Work required. Without the pictures, output the records below word for word.

Records for this exercise.

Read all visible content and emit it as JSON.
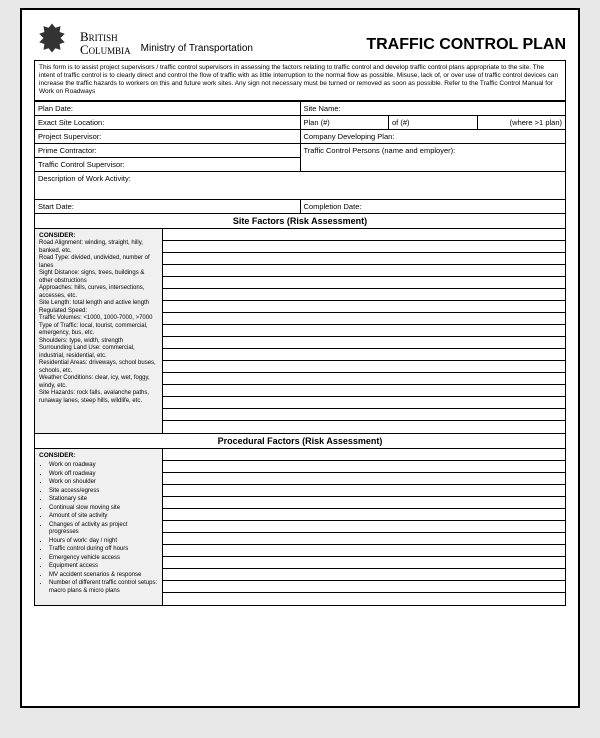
{
  "header": {
    "province_line1": "British",
    "province_line2": "Columbia",
    "ministry": "Ministry of Transportation",
    "title": "TRAFFIC CONTROL PLAN"
  },
  "intro": "This form is to assist project supervisors / traffic control supervisors in assessing the factors relating to traffic control and develop traffic control plans appropriate to the site. The intent of traffic control is to clearly direct and control the flow of traffic with as little interruption to the normal flow as possible. Misuse, lack of, or over use of traffic control devices can increase the traffic hazards to workers on this and future work sites. Any sign not necessary must be turned or removed as soon as possible. Refer to the Traffic Control Manual for Work on Roadways",
  "fields": {
    "plan_date": "Plan Date:",
    "site_name": "Site Name:",
    "exact_site_location": "Exact Site Location:",
    "plan_num": "Plan (#)",
    "of": "of (#)",
    "where": "(where >1 plan)",
    "project_supervisor": "Project Supervisor:",
    "company_developing": "Company Developing Plan:",
    "prime_contractor": "Prime Contractor:",
    "traffic_persons": "Traffic Control Persons (name and employer):",
    "tc_supervisor": "Traffic Control Supervisor:",
    "desc_work": "Description of Work Activity:",
    "start_date": "Start Date:",
    "completion_date": "Completion Date:"
  },
  "section1": {
    "heading": "Site Factors (Risk Assessment)",
    "consider_label": "CONSIDER:",
    "items_raw": "Road Alignment: winding, straight, hilly, banked, etc.\nRoad Type: divided, undivided, number of lanes\nSight Distance: signs, trees, buildings & other obstructions\nApproaches: hills, curves, intersections, accesses, etc.\nSite Length: total length and active length\nRegulated Speed:\nTraffic Volumes: <1000, 1000-7000, >7000\nType of Traffic: local, tourist, commercial, emergency, bus, etc.\nShoulders: type, width, strength\nSurrounding Land Use: commercial, industrial, residential, etc.\nResidential Areas: driveways, school buses, schools, etc.\nWeather Conditions: clear, icy, wet, foggy, windy, etc.\nSite Hazards: rock falls, avalanche paths, runaway lanes, steep hills, wildlife, etc."
  },
  "section2": {
    "heading": "Procedural Factors (Risk Assessment)",
    "consider_label": "CONSIDER:",
    "items": [
      "Work on roadway",
      "Work off roadway",
      "Work on shoulder",
      "Site access/egress",
      "Stationary site",
      "Continual slow moving site",
      "Amount of site activity",
      "Changes of activity as project progresses",
      "Hours of work: day / night",
      "Traffic control during off hours",
      "Emergency vehicle access",
      "Equipment access",
      "MV accident scenarios & response",
      "Number of different traffic control setups: macro plans & micro plans"
    ]
  },
  "colors": {
    "border": "#000000",
    "page_bg": "#ffffff",
    "outer_bg": "#e8e8e8",
    "consider_bg": "#f0f0f0"
  }
}
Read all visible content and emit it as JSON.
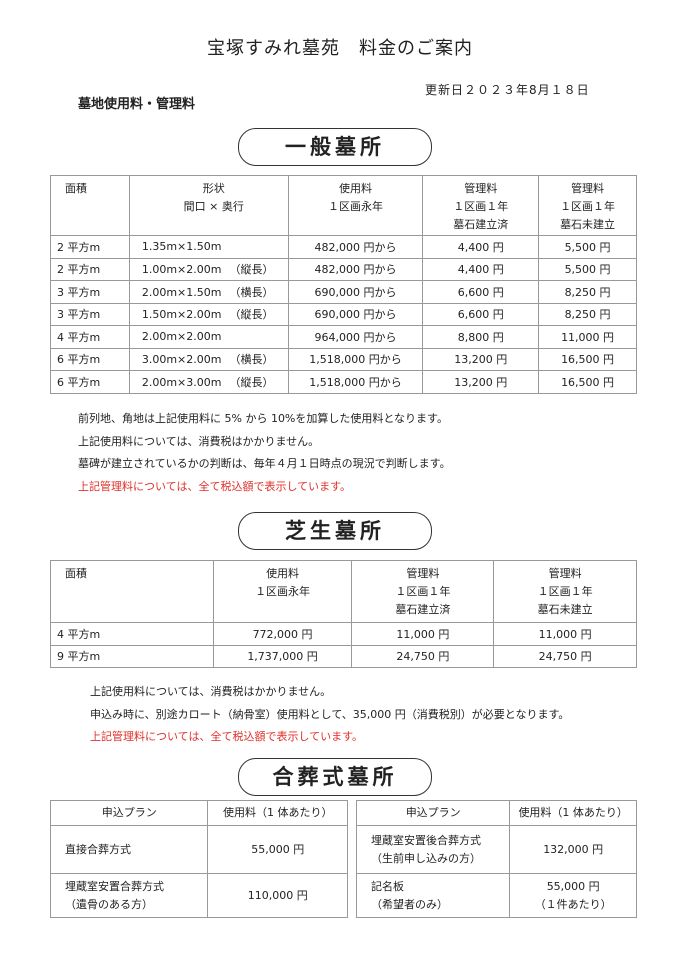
{
  "title": "宝塚すみれ墓苑　料金のご案内",
  "subtitle": "墓地使用料・管理料",
  "updated": "更新日２０２３年8月１８日",
  "general": {
    "heading": "一般墓所",
    "headers": [
      "面積",
      "形状\n間口 × 奥行",
      "使用料\n１区画永年",
      "管理料\n１区画１年\n墓石建立済",
      "管理料\n１区画１年\n墓石未建立"
    ],
    "rows": [
      [
        "2 平方m",
        "1.35m×1.50m",
        "",
        "482,000 円から",
        "4,400 円",
        "5,500 円"
      ],
      [
        "2 平方m",
        "1.00m×2.00m",
        "（縦長）",
        "482,000 円から",
        "4,400 円",
        "5,500 円"
      ],
      [
        "3 平方m",
        "2.00m×1.50m",
        "（横長）",
        "690,000 円から",
        "6,600 円",
        "8,250 円"
      ],
      [
        "3 平方m",
        "1.50m×2.00m",
        "（縦長）",
        "690,000 円から",
        "6,600 円",
        "8,250 円"
      ],
      [
        "4 平方m",
        "2.00m×2.00m",
        "",
        "964,000 円から",
        "8,800 円",
        "11,000 円"
      ],
      [
        "6 平方m",
        "3.00m×2.00m",
        "（横長）",
        "1,518,000 円から",
        "13,200 円",
        "16,500 円"
      ],
      [
        "6 平方m",
        "2.00m×3.00m",
        "（縦長）",
        "1,518,000 円から",
        "13,200 円",
        "16,500 円"
      ]
    ],
    "notes": [
      "前列地、角地は上記使用料に 5% から 10%を加算した使用料となります。",
      "上記使用料については、消費税はかかりません。",
      "墓碑が建立されているかの判断は、毎年４月１日時点の現況で判断します。"
    ],
    "red_note": "上記管理料については、全て税込額で表示しています。"
  },
  "lawn": {
    "heading": "芝生墓所",
    "headers": [
      "面積",
      "使用料\n１区画永年",
      "管理料\n１区画１年\n墓石建立済",
      "管理料\n１区画１年\n墓石未建立"
    ],
    "rows": [
      [
        "4 平方m",
        "772,000 円",
        "11,000 円",
        "11,000 円"
      ],
      [
        "9 平方m",
        "1,737,000 円",
        "24,750 円",
        "24,750 円"
      ]
    ],
    "notes": [
      "上記使用料については、消費税はかかりません。",
      "申込み時に、別途カロート（納骨室）使用料として、35,000 円（消費税別）が必要となります。"
    ],
    "red_note": "上記管理料については、全て税込額で表示しています。"
  },
  "joint": {
    "heading": "合葬式墓所",
    "left": {
      "headers": [
        "申込プラン",
        "使用料（1 体あたり）"
      ],
      "rows": [
        [
          "直接合葬方式",
          "55,000 円"
        ],
        [
          "埋蔵室安置合葬方式\n（遺骨のある方）",
          "110,000 円"
        ]
      ]
    },
    "right": {
      "headers": [
        "申込プラン",
        "使用料（1 体あたり）"
      ],
      "rows": [
        [
          "埋蔵室安置後合葬方式\n（生前申し込みの方）",
          "132,000 円"
        ],
        [
          "記名板\n（希望者のみ）",
          "55,000 円\n（１件あたり）"
        ]
      ]
    }
  }
}
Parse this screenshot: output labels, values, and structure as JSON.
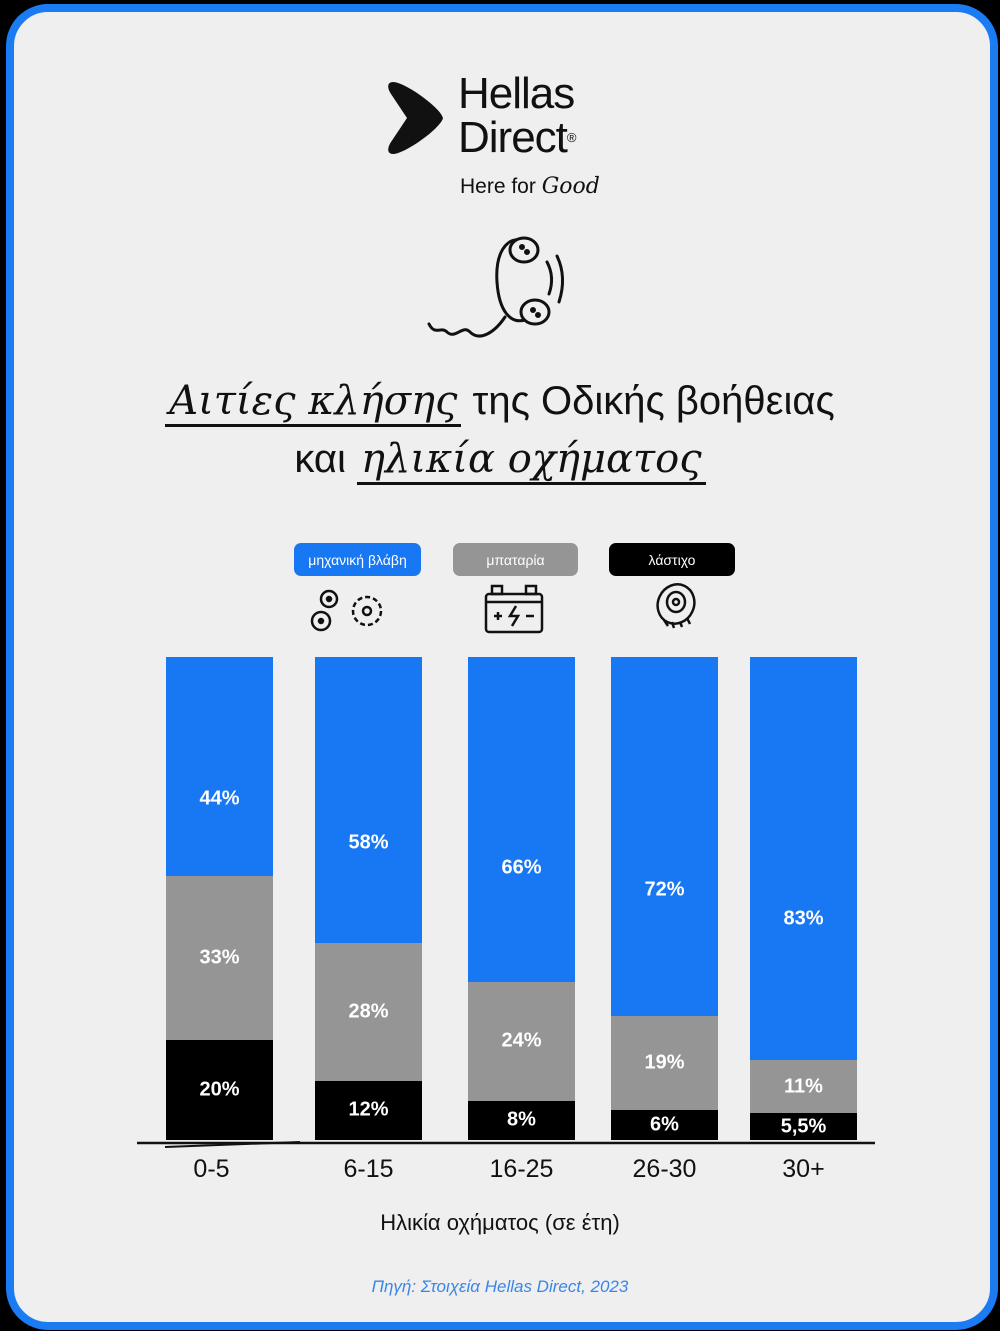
{
  "logo": {
    "name_line1": "Hellas",
    "name_line2": "Direct",
    "registered": "®",
    "tagline_prefix": "Here for",
    "tagline_script": "Good"
  },
  "title": {
    "handwritten_1": "Αιτίες κλήσης",
    "line1_rest": "της Οδικής βοήθειας",
    "line2_prefix": "και",
    "handwritten_2": "ηλικία οχήματος"
  },
  "colors": {
    "mechanical": "#1877f2",
    "battery": "#959595",
    "tire": "#000000",
    "frame": "#1a7bf2",
    "background": "#efefef"
  },
  "chart_data": {
    "type": "bar",
    "stacked": true,
    "categories": [
      "0-5",
      "6-15",
      "16-25",
      "26-30",
      "30+"
    ],
    "series": [
      {
        "name": "μηχανική βλάβη",
        "color": "#1877f2",
        "icon": "gears-icon",
        "values": [
          44,
          58,
          66,
          72,
          83
        ],
        "labels": [
          "44%",
          "58%",
          "66%",
          "72%",
          "83%"
        ]
      },
      {
        "name": "μπαταρία",
        "color": "#959595",
        "icon": "battery-icon",
        "values": [
          33,
          28,
          24,
          19,
          11
        ],
        "labels": [
          "33%",
          "28%",
          "24%",
          "19%",
          "11%"
        ]
      },
      {
        "name": "λάστιχο",
        "color": "#000000",
        "icon": "tire-icon",
        "values": [
          20,
          12,
          8,
          6,
          5.5
        ],
        "labels": [
          "20%",
          "12%",
          "8%",
          "6%",
          "5,5%"
        ]
      }
    ],
    "xlabel": "Ηλικία οχήματος (σε έτη)",
    "ylabel": "",
    "legend": "top",
    "grid": false
  },
  "source": "Πηγή: Στοιχεία Hellas Direct, 2023"
}
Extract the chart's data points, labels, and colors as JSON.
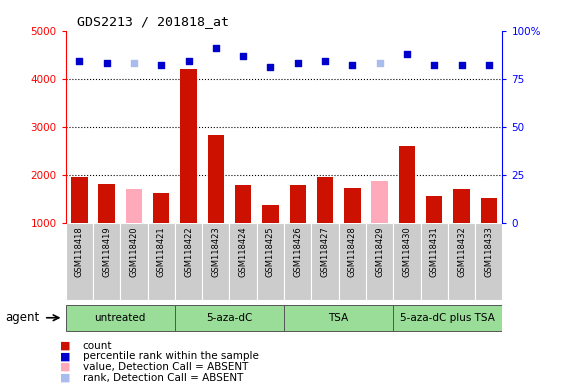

Full response.
Read all visible content and emit it as JSON.
{
  "header": {
    "province_line1": "British",
    "province_line2": "Columbia",
    "ministry": "Ministry of Transportation",
    "title": "TRAFFIC CONTROL PLAN"
  },
  "intro": "This form is to assist project supervisors / traffic control supervisors in assessing the factors relating to traffic control and develop traffic control plans appropriate to the site. The intent of traffic control is to clearly direct and control the flow of traffic with as little interruption to the normal flow as possible. Misuse, lack of, or over use of traffic control devices can increase the traffic hazards to workers on this and future work sites. Any sign not necessary must be turned or removed as soon as possible. Refer to the Traffic Control Manual for Work on Roadways",
  "fields": {
    "plan_date": "Plan Date:",
    "site_name": "Site Name:",
    "exact_site_location": "Exact Site Location:",
    "plan_num": "Plan (#)",
    "of": "of (#)",
    "where": "(where >1 plan)",
    "project_supervisor": "Project Supervisor:",
    "company_developing": "Company Developing Plan:",
    "prime_contractor": "Prime Contractor:",
    "traffic_persons": "Traffic Control Persons (name and employer):",
    "tc_supervisor": "Traffic Control Supervisor:",
    "desc_work": "Description of Work Activity:",
    "start_date": "Start Date:",
    "completion_date": "Completion Date:"
  },
  "section1": {
    "heading": "Site Factors (Risk Assessment)",
    "consider_label": "CONSIDER:",
    "items_raw": "Road Alignment: winding, straight, hilly, banked, etc.\nRoad Type: divided, undivided, number of lanes\nSight Distance: signs, trees, buildings & other obstructions\nApproaches: hills, curves, intersections, accesses, etc.\nSite Length: total length and active length\nRegulated Speed:\nTraffic Volumes: <1000, 1000-7000, >7000\nType of Traffic: local, tourist, commercial, emergency, bus, etc.\nShoulders: type, width, strength\nSurrounding Land Use: commercial, industrial, residential, etc.\nResidential Areas: driveways, school buses, schools, etc.\nWeather Conditions: clear, icy, wet, foggy, windy, etc.\nSite Hazards: rock falls, avalanche paths, runaway lanes, steep hills, wildlife, etc."
  },
  "section2": {
    "heading": "Procedural Factors (Risk Assessment)",
    "consider_label": "CONSIDER:",
    "items": [
      "Work on roadway",
      "Work off roadway",
      "Work on shoulder",
      "Site access/egress",
      "Stationary site",
      "Continual slow moving site",
      "Amount of site activity",
      "Changes of activity as project progresses",
      "Hours of work: day / night",
      "Traffic control during off hours",
      "Emergency vehicle access",
      "Equipment access",
      "MV accident scenarios & response",
      "Number of different traffic control setups: macro plans & micro plans"
    ]
  },
  "colors": {
    "border": "#000000",
    "page_bg": "#ffffff",
    "outer_bg": "#e8e8e8",
    "consider_bg": "#f0f0f0"
  }
}
Read all visible content and emit it as JSON.
{
  "title": "宝塚すみれ墓苑　料金のご案内",
  "subtitle": "墓地使用料・管理料",
  "updated": "更新日２０２３年8月１８日",
  "general": {
    "heading": "一般墓所",
    "headers": [
      "面積",
      "形状\n間口 × 奥行",
      "使用料\n１区画永年",
      "管理料\n１区画１年\n墓石建立済",
      "管理料\n１区画１年\n墓石未建立"
    ],
    "rows": [
      [
        "2 平方m",
        "1.35m×1.50m",
        "",
        "482,000 円から",
        "4,400 円",
        "5,500 円"
      ],
      [
        "2 平方m",
        "1.00m×2.00m",
        "（縦長）",
        "482,000 円から",
        "4,400 円",
        "5,500 円"
      ],
      [
        "3 平方m",
        "2.00m×1.50m",
        "（横長）",
        "690,000 円から",
        "6,600 円",
        "8,250 円"
      ],
      [
        "3 平方m",
        "1.50m×2.00m",
        "（縦長）",
        "690,000 円から",
        "6,600 円",
        "8,250 円"
      ],
      [
        "4 平方m",
        "2.00m×2.00m",
        "",
        "964,000 円から",
        "8,800 円",
        "11,000 円"
      ],
      [
        "6 平方m",
        "3.00m×2.00m",
        "（横長）",
        "1,518,000 円から",
        "13,200 円",
        "16,500 円"
      ],
      [
        "6 平方m",
        "2.00m×3.00m",
        "（縦長）",
        "1,518,000 円から",
        "13,200 円",
        "16,500 円"
      ]
    ],
    "notes": [
      "前列地、角地は上記使用料に 5% から 10%を加算した使用料となります。",
      "上記使用料については、消費税はかかりません。",
      "墓碑が建立されているかの判断は、毎年４月１日時点の現況で判断します。"
    ],
    "red_note": "上記管理料については、全て税込額で表示しています。"
  },
  "lawn": {
    "heading": "芝生墓所",
    "headers": [
      "面積",
      "使用料\n１区画永年",
      "管理料\n１区画１年\n墓石建立済",
      "管理料\n１区画１年\n墓石未建立"
    ],
    "rows": [
      [
        "4 平方m",
        "772,000 円",
        "11,000 円",
        "11,000 円"
      ],
      [
        "9 平方m",
        "1,737,000 円",
        "24,750 円",
        "24,750 円"
      ]
    ],
    "notes": [
      "上記使用料については、消費税はかかりません。",
      "申込み時に、別途カロート（納骨室）使用料として、35,000 円（消費税別）が必要となります。"
    ],
    "red_note": "上記管理料については、全て税込額で表示しています。"
  },
  "joint": {
    "heading": "合葬式墓所",
    "left": {
      "headers": [
        "申込プラン",
        "使用料（1 体あたり）"
      ],
      "rows": [
        [
          "直接合葬方式",
          "55,000 円"
        ],
        [
          "埋蔵室安置合葬方式\n（遺骨のある方）",
          "110,000 円"
        ]
      ]
    },
    "right": {
      "headers": [
        "申込プラン",
        "使用料（1 体あたり）"
      ],
      "rows": [
        [
          "埋蔵室安置後合葬方式\n（生前申し込みの方）",
          "132,000 円"
        ],
        [
          "記名板\n（希望者のみ）",
          "55,000 円\n（１件あたり）"
        ]
      ]
    }
  }
}
Parse this screenshot: output labels, values, and structure as JSON.
{
  "logo": {
    "name_line1": "Hellas",
    "name_line2": "Direct",
    "registered": "®",
    "tagline_prefix": "Here for",
    "tagline_script": "Good"
  },
  "title": {
    "handwritten_1": "Αιτίες κλήσης",
    "line1_rest": "της Οδικής βοήθειας",
    "line2_prefix": "και",
    "handwritten_2": "ηλικία οχήματος"
  },
  "colors": {
    "mechanical": "#1877f2",
    "battery": "#959595",
    "tire": "#000000",
    "frame": "#1a7bf2",
    "background": "#efefef"
  },
  "chart_data": {
    "type": "bar",
    "stacked": true,
    "categories": [
      "0-5",
      "6-15",
      "16-25",
      "26-30",
      "30+"
    ],
    "series": [
      {
        "name": "μηχανική βλάβη",
        "color": "#1877f2",
        "icon": "gears-icon",
        "values": [
          44,
          58,
          66,
          72,
          83
        ],
        "labels": [
          "44%",
          "58%",
          "66%",
          "72%",
          "83%"
        ]
      },
      {
        "name": "μπαταρία",
        "color": "#959595",
        "icon": "battery-icon",
        "values": [
          33,
          28,
          24,
          19,
          11
        ],
        "labels": [
          "33%",
          "28%",
          "24%",
          "19%",
          "11%"
        ]
      },
      {
        "name": "λάστιχο",
        "color": "#000000",
        "icon": "tire-icon",
        "values": [
          20,
          12,
          8,
          6,
          5.5
        ],
        "labels": [
          "20%",
          "12%",
          "8%",
          "6%",
          "5,5%"
        ]
      }
    ],
    "xlabel": "Ηλικία οχήματος (σε έτη)",
    "ylabel": "",
    "legend": "top",
    "grid": false
  },
  "source": "Πηγή: Στοιχεία Hellas Direct, 2023"
}
Extract the chart's data points, labels, and colors as JSON.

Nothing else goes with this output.